Leave out the images; return the rest of the data exactly.
(begin)
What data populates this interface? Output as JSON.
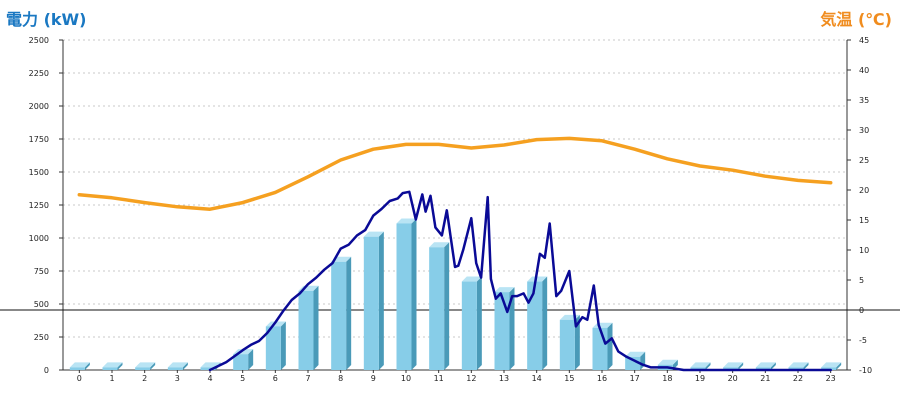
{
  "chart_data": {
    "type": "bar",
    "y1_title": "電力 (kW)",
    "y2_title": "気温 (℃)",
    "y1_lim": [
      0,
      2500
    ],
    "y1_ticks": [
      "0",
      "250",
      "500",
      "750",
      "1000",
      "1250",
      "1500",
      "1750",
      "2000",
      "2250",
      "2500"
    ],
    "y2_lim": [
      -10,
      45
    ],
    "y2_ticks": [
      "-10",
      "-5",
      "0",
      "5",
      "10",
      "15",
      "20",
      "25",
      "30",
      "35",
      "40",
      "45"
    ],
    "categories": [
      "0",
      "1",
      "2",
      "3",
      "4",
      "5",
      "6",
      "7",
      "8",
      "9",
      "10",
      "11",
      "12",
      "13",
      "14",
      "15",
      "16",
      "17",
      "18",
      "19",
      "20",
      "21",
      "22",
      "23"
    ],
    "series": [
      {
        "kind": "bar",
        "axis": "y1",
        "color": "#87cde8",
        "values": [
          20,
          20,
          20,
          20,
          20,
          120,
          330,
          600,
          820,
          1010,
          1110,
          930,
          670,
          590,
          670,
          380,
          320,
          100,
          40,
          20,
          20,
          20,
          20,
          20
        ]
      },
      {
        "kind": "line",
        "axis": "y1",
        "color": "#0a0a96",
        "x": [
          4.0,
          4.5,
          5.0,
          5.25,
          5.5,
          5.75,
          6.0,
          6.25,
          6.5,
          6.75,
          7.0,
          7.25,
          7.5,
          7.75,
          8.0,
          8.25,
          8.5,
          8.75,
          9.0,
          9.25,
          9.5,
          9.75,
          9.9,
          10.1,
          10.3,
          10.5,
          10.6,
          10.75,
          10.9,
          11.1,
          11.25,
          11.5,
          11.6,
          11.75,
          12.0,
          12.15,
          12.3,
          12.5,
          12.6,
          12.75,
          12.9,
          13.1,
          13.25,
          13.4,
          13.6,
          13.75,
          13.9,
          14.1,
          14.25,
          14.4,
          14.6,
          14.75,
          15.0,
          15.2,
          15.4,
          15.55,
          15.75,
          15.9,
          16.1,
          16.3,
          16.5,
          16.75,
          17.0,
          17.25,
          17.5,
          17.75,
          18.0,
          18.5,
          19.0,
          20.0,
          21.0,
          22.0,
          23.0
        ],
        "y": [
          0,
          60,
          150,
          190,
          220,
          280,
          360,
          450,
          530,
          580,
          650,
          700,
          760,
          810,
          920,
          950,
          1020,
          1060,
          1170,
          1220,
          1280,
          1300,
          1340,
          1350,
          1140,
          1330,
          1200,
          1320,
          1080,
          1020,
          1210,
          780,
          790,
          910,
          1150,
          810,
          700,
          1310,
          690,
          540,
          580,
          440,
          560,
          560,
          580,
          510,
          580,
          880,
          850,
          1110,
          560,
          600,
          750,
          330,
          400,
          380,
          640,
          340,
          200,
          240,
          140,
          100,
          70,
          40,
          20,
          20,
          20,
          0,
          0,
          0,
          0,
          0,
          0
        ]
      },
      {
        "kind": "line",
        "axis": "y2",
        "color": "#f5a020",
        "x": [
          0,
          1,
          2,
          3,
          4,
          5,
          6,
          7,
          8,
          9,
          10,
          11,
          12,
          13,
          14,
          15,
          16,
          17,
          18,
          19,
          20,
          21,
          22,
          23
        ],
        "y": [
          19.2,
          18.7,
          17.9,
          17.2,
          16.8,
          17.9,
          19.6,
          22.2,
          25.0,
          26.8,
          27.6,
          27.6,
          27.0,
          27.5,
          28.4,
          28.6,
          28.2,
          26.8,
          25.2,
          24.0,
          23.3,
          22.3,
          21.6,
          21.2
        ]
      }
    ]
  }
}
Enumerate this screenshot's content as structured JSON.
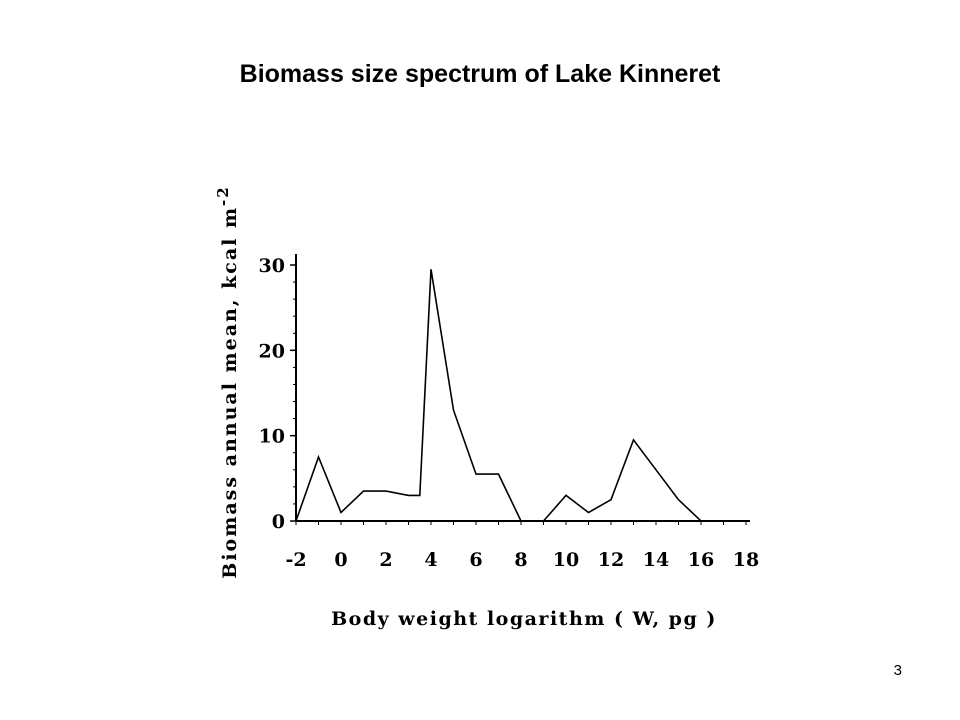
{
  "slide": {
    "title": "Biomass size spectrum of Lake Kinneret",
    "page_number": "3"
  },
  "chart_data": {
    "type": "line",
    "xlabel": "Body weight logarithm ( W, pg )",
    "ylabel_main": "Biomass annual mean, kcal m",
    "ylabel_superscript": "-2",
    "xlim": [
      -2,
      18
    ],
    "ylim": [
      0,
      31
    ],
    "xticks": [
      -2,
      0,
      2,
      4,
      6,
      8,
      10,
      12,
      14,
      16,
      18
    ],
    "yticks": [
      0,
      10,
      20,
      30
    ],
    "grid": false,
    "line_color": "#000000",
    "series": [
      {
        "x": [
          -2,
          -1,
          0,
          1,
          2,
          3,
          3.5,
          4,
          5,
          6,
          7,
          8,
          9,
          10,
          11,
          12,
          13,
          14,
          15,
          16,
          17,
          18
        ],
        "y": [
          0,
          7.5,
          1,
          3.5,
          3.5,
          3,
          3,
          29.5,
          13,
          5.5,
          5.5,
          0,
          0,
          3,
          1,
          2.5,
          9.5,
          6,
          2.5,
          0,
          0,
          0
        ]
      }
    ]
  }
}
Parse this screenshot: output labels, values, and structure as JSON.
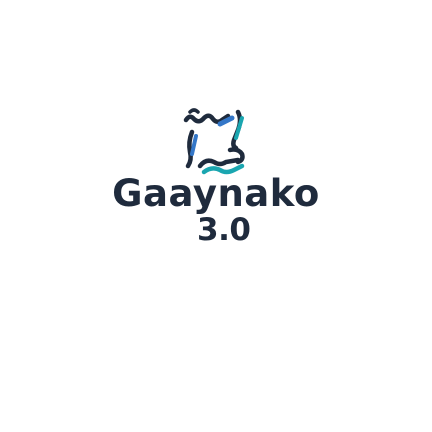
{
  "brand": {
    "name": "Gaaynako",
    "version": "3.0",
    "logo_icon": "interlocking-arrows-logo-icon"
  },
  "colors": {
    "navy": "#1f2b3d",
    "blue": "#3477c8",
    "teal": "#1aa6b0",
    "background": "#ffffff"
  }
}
(end)
**Written answer:**
What data populates this interface? Output as JSON.
{
  "chart_data": {
    "type": "bar",
    "y1_title": "電力 (kW)",
    "y2_title": "気温 (℃)",
    "y1_lim": [
      0,
      2500
    ],
    "y1_ticks": [
      "0",
      "250",
      "500",
      "750",
      "1000",
      "1250",
      "1500",
      "1750",
      "2000",
      "2250",
      "2500"
    ],
    "y2_lim": [
      -10,
      45
    ],
    "y2_ticks": [
      "-10",
      "-5",
      "0",
      "5",
      "10",
      "15",
      "20",
      "25",
      "30",
      "35",
      "40",
      "45"
    ],
    "categories": [
      "0",
      "1",
      "2",
      "3",
      "4",
      "5",
      "6",
      "7",
      "8",
      "9",
      "10",
      "11",
      "12",
      "13",
      "14",
      "15",
      "16",
      "17",
      "18",
      "19",
      "20",
      "21",
      "22",
      "23"
    ],
    "series": [
      {
        "kind": "bar",
        "axis": "y1",
        "color": "#87cde8",
        "values": [
          20,
          20,
          20,
          20,
          20,
          120,
          330,
          600,
          820,
          1010,
          1110,
          930,
          670,
          590,
          670,
          380,
          320,
          100,
          40,
          20,
          20,
          20,
          20,
          20
        ]
      },
      {
        "kind": "line",
        "axis": "y1",
        "color": "#0a0a96",
        "x": [
          4.0,
          4.5,
          5.0,
          5.25,
          5.5,
          5.75,
          6.0,
          6.25,
          6.5,
          6.75,
          7.0,
          7.25,
          7.5,
          7.75,
          8.0,
          8.25,
          8.5,
          8.75,
          9.0,
          9.25,
          9.5,
          9.75,
          9.9,
          10.1,
          10.3,
          10.5,
          10.6,
          10.75,
          10.9,
          11.1,
          11.25,
          11.5,
          11.6,
          11.75,
          12.0,
          12.15,
          12.3,
          12.5,
          12.6,
          12.75,
          12.9,
          13.1,
          13.25,
          13.4,
          13.6,
          13.75,
          13.9,
          14.1,
          14.25,
          14.4,
          14.6,
          14.75,
          15.0,
          15.2,
          15.4,
          15.55,
          15.75,
          15.9,
          16.1,
          16.3,
          16.5,
          16.75,
          17.0,
          17.25,
          17.5,
          17.75,
          18.0,
          18.5,
          19.0,
          20.0,
          21.0,
          22.0,
          23.0
        ],
        "y": [
          0,
          60,
          150,
          190,
          220,
          280,
          360,
          450,
          530,
          580,
          650,
          700,
          760,
          810,
          920,
          950,
          1020,
          1060,
          1170,
          1220,
          1280,
          1300,
          1340,
          1350,
          1140,
          1330,
          1200,
          1320,
          1080,
          1020,
          1210,
          780,
          790,
          910,
          1150,
          810,
          700,
          1310,
          690,
          540,
          580,
          440,
          560,
          560,
          580,
          510,
          580,
          880,
          850,
          1110,
          560,
          600,
          750,
          330,
          400,
          380,
          640,
          340,
          200,
          240,
          140,
          100,
          70,
          40,
          20,
          20,
          20,
          0,
          0,
          0,
          0,
          0,
          0
        ]
      },
      {
        "kind": "line",
        "axis": "y2",
        "color": "#f5a020",
        "x": [
          0,
          1,
          2,
          3,
          4,
          5,
          6,
          7,
          8,
          9,
          10,
          11,
          12,
          13,
          14,
          15,
          16,
          17,
          18,
          19,
          20,
          21,
          22,
          23
        ],
        "y": [
          19.2,
          18.7,
          17.9,
          17.2,
          16.8,
          17.9,
          19.6,
          22.2,
          25.0,
          26.8,
          27.6,
          27.6,
          27.0,
          27.5,
          28.4,
          28.6,
          28.2,
          26.8,
          25.2,
          24.0,
          23.3,
          22.3,
          21.6,
          21.2
        ]
      }
    ]
  }
}
Enumerate this screenshot's content as structured JSON.
{
  "slide": {
    "title": "Biomass size spectrum of Lake Kinneret",
    "page_number": "3"
  },
  "chart_data": {
    "type": "line",
    "xlabel": "Body weight logarithm ( W, pg )",
    "ylabel_main": "Biomass annual mean, kcal m",
    "ylabel_superscript": "-2",
    "xlim": [
      -2,
      18
    ],
    "ylim": [
      0,
      31
    ],
    "xticks": [
      -2,
      0,
      2,
      4,
      6,
      8,
      10,
      12,
      14,
      16,
      18
    ],
    "yticks": [
      0,
      10,
      20,
      30
    ],
    "grid": false,
    "line_color": "#000000",
    "series": [
      {
        "x": [
          -2,
          -1,
          0,
          1,
          2,
          3,
          3.5,
          4,
          5,
          6,
          7,
          8,
          9,
          10,
          11,
          12,
          13,
          14,
          15,
          16,
          17,
          18
        ],
        "y": [
          0,
          7.5,
          1,
          3.5,
          3.5,
          3,
          3,
          29.5,
          13,
          5.5,
          5.5,
          0,
          0,
          3,
          1,
          2.5,
          9.5,
          6,
          2.5,
          0,
          0,
          0
        ]
      }
    ]
  }
}
Parse this screenshot: output labels, values, and structure as JSON.
{
  "brand": {
    "name": "Gaaynako",
    "version": "3.0",
    "logo_icon": "interlocking-arrows-logo-icon"
  },
  "colors": {
    "navy": "#1f2b3d",
    "blue": "#3477c8",
    "teal": "#1aa6b0",
    "background": "#ffffff"
  }
}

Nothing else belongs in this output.